Prompt ▸ Every entry must be echoed exactly.

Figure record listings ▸
** Begin **

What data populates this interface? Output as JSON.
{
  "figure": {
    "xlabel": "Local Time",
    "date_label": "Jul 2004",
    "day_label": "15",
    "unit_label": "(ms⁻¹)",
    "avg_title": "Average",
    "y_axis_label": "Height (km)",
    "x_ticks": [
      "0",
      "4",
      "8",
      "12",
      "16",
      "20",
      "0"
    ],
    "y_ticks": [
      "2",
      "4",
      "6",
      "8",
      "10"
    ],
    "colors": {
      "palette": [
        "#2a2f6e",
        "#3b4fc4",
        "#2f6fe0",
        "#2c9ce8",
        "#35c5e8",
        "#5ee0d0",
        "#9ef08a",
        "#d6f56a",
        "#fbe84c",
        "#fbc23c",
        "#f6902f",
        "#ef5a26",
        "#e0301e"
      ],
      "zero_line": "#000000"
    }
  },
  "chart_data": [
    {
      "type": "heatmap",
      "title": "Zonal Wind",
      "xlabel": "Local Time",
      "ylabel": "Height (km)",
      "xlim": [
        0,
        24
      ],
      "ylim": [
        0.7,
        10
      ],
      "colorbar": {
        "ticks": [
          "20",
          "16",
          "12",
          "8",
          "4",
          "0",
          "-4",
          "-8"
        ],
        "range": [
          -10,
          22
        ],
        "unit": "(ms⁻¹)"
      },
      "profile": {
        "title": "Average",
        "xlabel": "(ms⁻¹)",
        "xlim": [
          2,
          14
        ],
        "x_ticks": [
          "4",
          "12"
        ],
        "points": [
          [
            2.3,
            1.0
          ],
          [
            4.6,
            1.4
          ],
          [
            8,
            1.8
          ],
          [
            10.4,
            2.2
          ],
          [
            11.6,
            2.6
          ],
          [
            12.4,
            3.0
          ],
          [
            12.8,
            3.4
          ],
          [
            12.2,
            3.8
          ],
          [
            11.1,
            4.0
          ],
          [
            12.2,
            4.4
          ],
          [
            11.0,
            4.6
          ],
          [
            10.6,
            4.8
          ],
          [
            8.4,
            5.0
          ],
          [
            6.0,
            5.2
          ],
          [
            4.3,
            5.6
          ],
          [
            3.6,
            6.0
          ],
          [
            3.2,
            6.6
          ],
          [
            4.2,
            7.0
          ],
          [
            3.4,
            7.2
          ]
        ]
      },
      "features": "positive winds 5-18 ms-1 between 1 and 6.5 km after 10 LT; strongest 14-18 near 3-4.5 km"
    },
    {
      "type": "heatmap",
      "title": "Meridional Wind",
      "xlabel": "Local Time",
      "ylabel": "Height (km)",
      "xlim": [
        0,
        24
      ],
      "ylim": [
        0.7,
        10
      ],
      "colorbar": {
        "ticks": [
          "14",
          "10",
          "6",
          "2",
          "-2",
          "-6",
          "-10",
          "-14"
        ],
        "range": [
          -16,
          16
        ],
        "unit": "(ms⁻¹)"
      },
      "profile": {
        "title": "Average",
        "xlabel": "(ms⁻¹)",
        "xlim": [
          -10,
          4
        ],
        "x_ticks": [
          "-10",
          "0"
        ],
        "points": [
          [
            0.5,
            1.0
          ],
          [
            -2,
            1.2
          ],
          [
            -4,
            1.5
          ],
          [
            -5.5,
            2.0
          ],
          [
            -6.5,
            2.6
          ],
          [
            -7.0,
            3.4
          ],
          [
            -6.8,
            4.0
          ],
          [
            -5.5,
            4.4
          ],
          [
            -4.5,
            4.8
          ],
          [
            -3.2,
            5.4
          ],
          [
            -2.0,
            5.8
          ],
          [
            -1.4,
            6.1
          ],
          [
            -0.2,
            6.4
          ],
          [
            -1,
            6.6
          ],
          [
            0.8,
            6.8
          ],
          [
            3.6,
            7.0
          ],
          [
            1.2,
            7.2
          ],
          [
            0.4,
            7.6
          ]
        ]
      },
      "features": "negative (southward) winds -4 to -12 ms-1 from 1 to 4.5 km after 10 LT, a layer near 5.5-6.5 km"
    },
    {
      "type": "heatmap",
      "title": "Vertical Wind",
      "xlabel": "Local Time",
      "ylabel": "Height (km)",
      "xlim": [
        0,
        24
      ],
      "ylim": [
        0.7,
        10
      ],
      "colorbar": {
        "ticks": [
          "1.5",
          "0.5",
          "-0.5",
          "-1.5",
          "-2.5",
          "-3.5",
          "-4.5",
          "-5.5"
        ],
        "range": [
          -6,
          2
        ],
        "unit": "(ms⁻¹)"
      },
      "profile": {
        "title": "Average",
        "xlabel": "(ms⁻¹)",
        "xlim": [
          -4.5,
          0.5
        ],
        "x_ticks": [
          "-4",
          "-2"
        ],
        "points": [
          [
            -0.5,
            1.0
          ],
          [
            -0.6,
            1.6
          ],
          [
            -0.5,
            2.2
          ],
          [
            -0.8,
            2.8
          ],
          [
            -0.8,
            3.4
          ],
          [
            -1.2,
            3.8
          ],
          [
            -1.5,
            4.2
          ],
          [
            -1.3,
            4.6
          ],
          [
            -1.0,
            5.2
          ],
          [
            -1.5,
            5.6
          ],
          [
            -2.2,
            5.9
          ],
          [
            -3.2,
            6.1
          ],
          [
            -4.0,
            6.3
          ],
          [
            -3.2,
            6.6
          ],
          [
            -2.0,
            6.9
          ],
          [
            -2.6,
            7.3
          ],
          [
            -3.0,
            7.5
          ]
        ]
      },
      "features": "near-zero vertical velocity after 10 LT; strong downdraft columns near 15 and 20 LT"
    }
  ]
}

** End **

Response for this exercise ▸
What data populates this interface? Output as JSON.
{
  "figure": {
    "xlabel": "Local Time",
    "date_label": "Jul 2004",
    "day_label": "15",
    "unit_label": "(ms⁻¹)",
    "avg_title": "Average",
    "y_axis_label": "Height (km)",
    "x_ticks": [
      "0",
      "4",
      "8",
      "12",
      "16",
      "20",
      "0"
    ],
    "y_ticks": [
      "2",
      "4",
      "6",
      "8",
      "10"
    ],
    "colors": {
      "palette": [
        "#2a2f6e",
        "#3b4fc4",
        "#2f6fe0",
        "#2c9ce8",
        "#35c5e8",
        "#5ee0d0",
        "#9ef08a",
        "#d6f56a",
        "#fbe84c",
        "#fbc23c",
        "#f6902f",
        "#ef5a26",
        "#e0301e"
      ],
      "zero_line": "#000000"
    }
  },
  "chart_data": [
    {
      "type": "heatmap",
      "title": "Zonal Wind",
      "xlabel": "Local Time",
      "ylabel": "Height (km)",
      "xlim": [
        0,
        24
      ],
      "ylim": [
        0.7,
        10
      ],
      "colorbar": {
        "ticks": [
          "20",
          "16",
          "12",
          "8",
          "4",
          "0",
          "-4",
          "-8"
        ],
        "range": [
          -10,
          22
        ],
        "unit": "(ms⁻¹)"
      },
      "profile": {
        "title": "Average",
        "xlabel": "(ms⁻¹)",
        "xlim": [
          2,
          14
        ],
        "x_ticks": [
          "4",
          "12"
        ],
        "points": [
          [
            2.3,
            1.0
          ],
          [
            4.6,
            1.4
          ],
          [
            8,
            1.8
          ],
          [
            10.4,
            2.2
          ],
          [
            11.6,
            2.6
          ],
          [
            12.4,
            3.0
          ],
          [
            12.8,
            3.4
          ],
          [
            12.2,
            3.8
          ],
          [
            11.1,
            4.0
          ],
          [
            12.2,
            4.4
          ],
          [
            11.0,
            4.6
          ],
          [
            10.6,
            4.8
          ],
          [
            8.4,
            5.0
          ],
          [
            6.0,
            5.2
          ],
          [
            4.3,
            5.6
          ],
          [
            3.6,
            6.0
          ],
          [
            3.2,
            6.6
          ],
          [
            4.2,
            7.0
          ],
          [
            3.4,
            7.2
          ]
        ]
      },
      "features": "positive winds 5-18 ms-1 between 1 and 6.5 km after 10 LT; strongest 14-18 near 3-4.5 km"
    },
    {
      "type": "heatmap",
      "title": "Meridional Wind",
      "xlabel": "Local Time",
      "ylabel": "Height (km)",
      "xlim": [
        0,
        24
      ],
      "ylim": [
        0.7,
        10
      ],
      "colorbar": {
        "ticks": [
          "14",
          "10",
          "6",
          "2",
          "-2",
          "-6",
          "-10",
          "-14"
        ],
        "range": [
          -16,
          16
        ],
        "unit": "(ms⁻¹)"
      },
      "profile": {
        "title": "Average",
        "xlabel": "(ms⁻¹)",
        "xlim": [
          -10,
          4
        ],
        "x_ticks": [
          "-10",
          "0"
        ],
        "points": [
          [
            0.5,
            1.0
          ],
          [
            -2,
            1.2
          ],
          [
            -4,
            1.5
          ],
          [
            -5.5,
            2.0
          ],
          [
            -6.5,
            2.6
          ],
          [
            -7.0,
            3.4
          ],
          [
            -6.8,
            4.0
          ],
          [
            -5.5,
            4.4
          ],
          [
            -4.5,
            4.8
          ],
          [
            -3.2,
            5.4
          ],
          [
            -2.0,
            5.8
          ],
          [
            -1.4,
            6.1
          ],
          [
            -0.2,
            6.4
          ],
          [
            -1,
            6.6
          ],
          [
            0.8,
            6.8
          ],
          [
            3.6,
            7.0
          ],
          [
            1.2,
            7.2
          ],
          [
            0.4,
            7.6
          ]
        ]
      },
      "features": "negative (southward) winds -4 to -12 ms-1 from 1 to 4.5 km after 10 LT, a layer near 5.5-6.5 km"
    },
    {
      "type": "heatmap",
      "title": "Vertical Wind",
      "xlabel": "Local Time",
      "ylabel": "Height (km)",
      "xlim": [
        0,
        24
      ],
      "ylim": [
        0.7,
        10
      ],
      "colorbar": {
        "ticks": [
          "1.5",
          "0.5",
          "-0.5",
          "-1.5",
          "-2.5",
          "-3.5",
          "-4.5",
          "-5.5"
        ],
        "range": [
          -6,
          2
        ],
        "unit": "(ms⁻¹)"
      },
      "profile": {
        "title": "Average",
        "xlabel": "(ms⁻¹)",
        "xlim": [
          -4.5,
          0.5
        ],
        "x_ticks": [
          "-4",
          "-2"
        ],
        "points": [
          [
            -0.5,
            1.0
          ],
          [
            -0.6,
            1.6
          ],
          [
            -0.5,
            2.2
          ],
          [
            -0.8,
            2.8
          ],
          [
            -0.8,
            3.4
          ],
          [
            -1.2,
            3.8
          ],
          [
            -1.5,
            4.2
          ],
          [
            -1.3,
            4.6
          ],
          [
            -1.0,
            5.2
          ],
          [
            -1.5,
            5.6
          ],
          [
            -2.2,
            5.9
          ],
          [
            -3.2,
            6.1
          ],
          [
            -4.0,
            6.3
          ],
          [
            -3.2,
            6.6
          ],
          [
            -2.0,
            6.9
          ],
          [
            -2.6,
            7.3
          ],
          [
            -3.0,
            7.5
          ]
        ]
      },
      "features": "near-zero vertical velocity after 10 LT; strong downdraft columns near 15 and 20 LT"
    }
  ]
}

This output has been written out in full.